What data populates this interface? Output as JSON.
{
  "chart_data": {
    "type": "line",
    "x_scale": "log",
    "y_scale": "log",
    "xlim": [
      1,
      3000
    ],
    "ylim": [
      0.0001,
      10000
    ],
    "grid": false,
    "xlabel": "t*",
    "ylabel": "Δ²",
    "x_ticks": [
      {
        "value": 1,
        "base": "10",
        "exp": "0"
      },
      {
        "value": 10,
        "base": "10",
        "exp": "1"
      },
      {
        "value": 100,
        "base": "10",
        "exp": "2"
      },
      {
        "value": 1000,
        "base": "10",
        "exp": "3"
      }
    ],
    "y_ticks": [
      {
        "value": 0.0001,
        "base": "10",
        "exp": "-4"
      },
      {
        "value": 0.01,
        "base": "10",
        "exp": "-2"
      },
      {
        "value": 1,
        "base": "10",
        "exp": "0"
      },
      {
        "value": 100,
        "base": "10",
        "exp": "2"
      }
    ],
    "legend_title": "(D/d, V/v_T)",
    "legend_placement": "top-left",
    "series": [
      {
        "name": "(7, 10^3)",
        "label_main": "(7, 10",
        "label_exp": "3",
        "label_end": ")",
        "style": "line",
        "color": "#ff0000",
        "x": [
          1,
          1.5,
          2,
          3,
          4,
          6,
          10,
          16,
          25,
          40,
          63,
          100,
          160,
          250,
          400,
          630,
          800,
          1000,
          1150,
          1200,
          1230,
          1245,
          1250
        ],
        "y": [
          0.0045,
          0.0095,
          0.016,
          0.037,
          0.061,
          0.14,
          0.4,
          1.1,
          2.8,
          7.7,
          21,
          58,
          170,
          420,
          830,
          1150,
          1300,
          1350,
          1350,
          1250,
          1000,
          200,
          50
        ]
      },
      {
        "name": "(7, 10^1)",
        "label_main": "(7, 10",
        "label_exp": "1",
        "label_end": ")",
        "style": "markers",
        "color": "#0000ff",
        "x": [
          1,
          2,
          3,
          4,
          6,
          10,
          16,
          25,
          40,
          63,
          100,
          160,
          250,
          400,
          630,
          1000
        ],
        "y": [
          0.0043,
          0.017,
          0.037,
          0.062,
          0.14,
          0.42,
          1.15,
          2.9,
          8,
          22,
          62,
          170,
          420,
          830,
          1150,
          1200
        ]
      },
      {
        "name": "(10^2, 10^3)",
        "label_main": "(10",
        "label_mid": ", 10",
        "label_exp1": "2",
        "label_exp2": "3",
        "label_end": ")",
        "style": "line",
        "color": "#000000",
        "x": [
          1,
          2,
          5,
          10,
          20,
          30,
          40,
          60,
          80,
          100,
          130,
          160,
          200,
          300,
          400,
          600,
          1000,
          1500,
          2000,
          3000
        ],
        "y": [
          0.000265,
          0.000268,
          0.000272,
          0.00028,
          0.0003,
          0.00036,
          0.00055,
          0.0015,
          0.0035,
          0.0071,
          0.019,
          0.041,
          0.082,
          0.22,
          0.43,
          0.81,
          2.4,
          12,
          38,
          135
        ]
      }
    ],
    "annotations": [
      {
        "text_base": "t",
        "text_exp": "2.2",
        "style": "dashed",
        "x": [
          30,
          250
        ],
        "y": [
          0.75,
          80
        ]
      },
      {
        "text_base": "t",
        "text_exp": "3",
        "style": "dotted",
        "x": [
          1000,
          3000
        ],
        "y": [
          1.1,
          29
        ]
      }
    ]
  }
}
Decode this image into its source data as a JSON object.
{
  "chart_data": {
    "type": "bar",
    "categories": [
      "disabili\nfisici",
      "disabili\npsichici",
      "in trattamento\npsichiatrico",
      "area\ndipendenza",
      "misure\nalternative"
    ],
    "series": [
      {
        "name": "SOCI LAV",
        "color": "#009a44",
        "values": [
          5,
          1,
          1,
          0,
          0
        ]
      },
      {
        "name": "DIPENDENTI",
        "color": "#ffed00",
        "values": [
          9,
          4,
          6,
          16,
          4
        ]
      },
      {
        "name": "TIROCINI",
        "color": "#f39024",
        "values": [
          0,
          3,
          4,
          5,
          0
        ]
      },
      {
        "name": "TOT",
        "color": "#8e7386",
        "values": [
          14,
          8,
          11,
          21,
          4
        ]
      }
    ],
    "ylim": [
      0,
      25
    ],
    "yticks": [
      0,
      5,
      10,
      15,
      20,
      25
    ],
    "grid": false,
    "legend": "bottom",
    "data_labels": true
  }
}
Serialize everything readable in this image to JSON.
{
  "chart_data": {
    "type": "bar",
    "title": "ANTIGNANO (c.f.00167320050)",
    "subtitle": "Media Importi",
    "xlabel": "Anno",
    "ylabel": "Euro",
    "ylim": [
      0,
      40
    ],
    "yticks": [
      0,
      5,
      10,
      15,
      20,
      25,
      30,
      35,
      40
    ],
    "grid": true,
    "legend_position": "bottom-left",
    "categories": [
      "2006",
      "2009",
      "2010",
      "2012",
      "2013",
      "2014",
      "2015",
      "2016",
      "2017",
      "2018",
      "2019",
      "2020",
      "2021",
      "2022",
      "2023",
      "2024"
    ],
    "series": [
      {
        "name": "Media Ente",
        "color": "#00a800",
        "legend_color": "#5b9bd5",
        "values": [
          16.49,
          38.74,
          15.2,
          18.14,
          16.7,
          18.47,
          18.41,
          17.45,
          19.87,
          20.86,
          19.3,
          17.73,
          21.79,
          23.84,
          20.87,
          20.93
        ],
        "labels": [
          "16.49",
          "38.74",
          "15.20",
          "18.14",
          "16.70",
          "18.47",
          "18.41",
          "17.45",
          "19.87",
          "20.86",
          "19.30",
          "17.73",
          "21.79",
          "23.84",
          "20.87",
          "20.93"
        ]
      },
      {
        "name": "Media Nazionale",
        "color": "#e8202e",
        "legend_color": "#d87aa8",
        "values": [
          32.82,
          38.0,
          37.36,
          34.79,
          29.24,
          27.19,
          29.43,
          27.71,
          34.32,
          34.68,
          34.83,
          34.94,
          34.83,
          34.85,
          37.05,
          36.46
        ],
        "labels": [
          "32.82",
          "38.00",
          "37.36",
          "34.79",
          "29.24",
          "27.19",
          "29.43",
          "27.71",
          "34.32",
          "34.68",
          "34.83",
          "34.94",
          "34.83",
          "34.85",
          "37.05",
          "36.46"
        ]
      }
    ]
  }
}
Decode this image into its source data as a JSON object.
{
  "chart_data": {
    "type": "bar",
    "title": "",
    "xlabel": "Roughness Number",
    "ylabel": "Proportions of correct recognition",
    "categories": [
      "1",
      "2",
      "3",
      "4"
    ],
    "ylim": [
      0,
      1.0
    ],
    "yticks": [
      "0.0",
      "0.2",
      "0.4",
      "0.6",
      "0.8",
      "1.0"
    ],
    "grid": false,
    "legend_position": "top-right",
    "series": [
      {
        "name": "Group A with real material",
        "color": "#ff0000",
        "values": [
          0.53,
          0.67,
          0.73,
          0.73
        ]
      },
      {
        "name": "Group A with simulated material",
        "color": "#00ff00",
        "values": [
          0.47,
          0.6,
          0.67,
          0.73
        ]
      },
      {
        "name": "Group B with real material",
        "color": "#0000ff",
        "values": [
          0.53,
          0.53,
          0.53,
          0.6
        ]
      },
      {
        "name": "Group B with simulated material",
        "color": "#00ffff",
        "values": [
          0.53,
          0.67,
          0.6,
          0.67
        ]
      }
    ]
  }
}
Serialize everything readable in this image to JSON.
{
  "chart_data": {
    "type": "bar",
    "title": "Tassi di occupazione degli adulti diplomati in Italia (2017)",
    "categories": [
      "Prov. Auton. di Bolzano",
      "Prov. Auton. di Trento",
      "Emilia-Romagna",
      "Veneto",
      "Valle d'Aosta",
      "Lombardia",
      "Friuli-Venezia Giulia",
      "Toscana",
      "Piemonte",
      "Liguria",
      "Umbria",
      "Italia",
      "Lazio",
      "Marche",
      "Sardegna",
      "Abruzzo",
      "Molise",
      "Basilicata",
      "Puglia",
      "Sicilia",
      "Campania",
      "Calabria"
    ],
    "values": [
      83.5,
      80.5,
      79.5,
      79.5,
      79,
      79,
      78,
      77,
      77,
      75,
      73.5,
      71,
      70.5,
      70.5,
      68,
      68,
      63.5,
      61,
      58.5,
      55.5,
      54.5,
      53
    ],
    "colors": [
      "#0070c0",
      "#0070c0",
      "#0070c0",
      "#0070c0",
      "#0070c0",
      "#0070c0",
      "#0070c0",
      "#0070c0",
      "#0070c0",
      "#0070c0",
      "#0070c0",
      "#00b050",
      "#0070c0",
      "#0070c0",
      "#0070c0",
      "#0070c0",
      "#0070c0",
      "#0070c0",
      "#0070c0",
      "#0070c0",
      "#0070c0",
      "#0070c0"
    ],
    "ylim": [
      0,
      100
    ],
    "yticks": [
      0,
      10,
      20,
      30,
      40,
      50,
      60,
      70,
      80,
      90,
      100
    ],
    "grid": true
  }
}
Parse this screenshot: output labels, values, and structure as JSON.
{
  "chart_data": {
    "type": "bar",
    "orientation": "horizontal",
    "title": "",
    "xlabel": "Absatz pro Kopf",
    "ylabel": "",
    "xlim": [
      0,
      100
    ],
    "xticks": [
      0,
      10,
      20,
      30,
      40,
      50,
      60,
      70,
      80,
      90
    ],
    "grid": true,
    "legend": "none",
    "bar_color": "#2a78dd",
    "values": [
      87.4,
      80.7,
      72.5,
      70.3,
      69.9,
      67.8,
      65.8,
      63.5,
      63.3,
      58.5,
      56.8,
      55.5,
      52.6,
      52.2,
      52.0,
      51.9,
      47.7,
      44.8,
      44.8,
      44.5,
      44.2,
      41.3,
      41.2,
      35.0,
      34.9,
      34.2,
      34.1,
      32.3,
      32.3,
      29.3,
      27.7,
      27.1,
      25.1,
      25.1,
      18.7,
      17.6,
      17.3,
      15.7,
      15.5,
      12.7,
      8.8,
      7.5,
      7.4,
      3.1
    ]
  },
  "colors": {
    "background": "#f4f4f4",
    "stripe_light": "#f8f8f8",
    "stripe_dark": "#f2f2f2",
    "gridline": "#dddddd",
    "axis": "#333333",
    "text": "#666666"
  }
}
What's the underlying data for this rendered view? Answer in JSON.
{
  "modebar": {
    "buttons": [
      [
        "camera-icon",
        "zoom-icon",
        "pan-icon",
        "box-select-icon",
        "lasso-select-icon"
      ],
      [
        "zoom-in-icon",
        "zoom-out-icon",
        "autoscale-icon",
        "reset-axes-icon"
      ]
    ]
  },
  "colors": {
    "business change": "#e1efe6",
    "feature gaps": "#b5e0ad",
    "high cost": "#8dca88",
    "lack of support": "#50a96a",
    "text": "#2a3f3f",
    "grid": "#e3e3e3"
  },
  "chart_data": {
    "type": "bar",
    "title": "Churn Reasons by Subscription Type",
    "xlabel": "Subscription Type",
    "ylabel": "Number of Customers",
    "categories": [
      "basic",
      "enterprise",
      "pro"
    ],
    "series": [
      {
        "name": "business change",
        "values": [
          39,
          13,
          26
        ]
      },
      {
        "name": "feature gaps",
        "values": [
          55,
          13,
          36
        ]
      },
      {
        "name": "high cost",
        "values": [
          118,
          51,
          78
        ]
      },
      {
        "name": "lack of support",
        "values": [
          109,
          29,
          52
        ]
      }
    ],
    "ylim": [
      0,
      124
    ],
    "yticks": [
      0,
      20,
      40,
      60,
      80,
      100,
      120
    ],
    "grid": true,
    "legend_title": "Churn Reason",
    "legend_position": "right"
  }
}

• **Exercise description**
Look for "icon" and pull out every line that has it.

• **Written response**
        "camera-icon",
        "zoom-icon",
        "pan-icon",
        "box-select-icon",
        "lasso-select-icon"
        "zoom-in-icon",
        "zoom-out-icon",
        "autoscale-icon",
        "reset-axes-icon"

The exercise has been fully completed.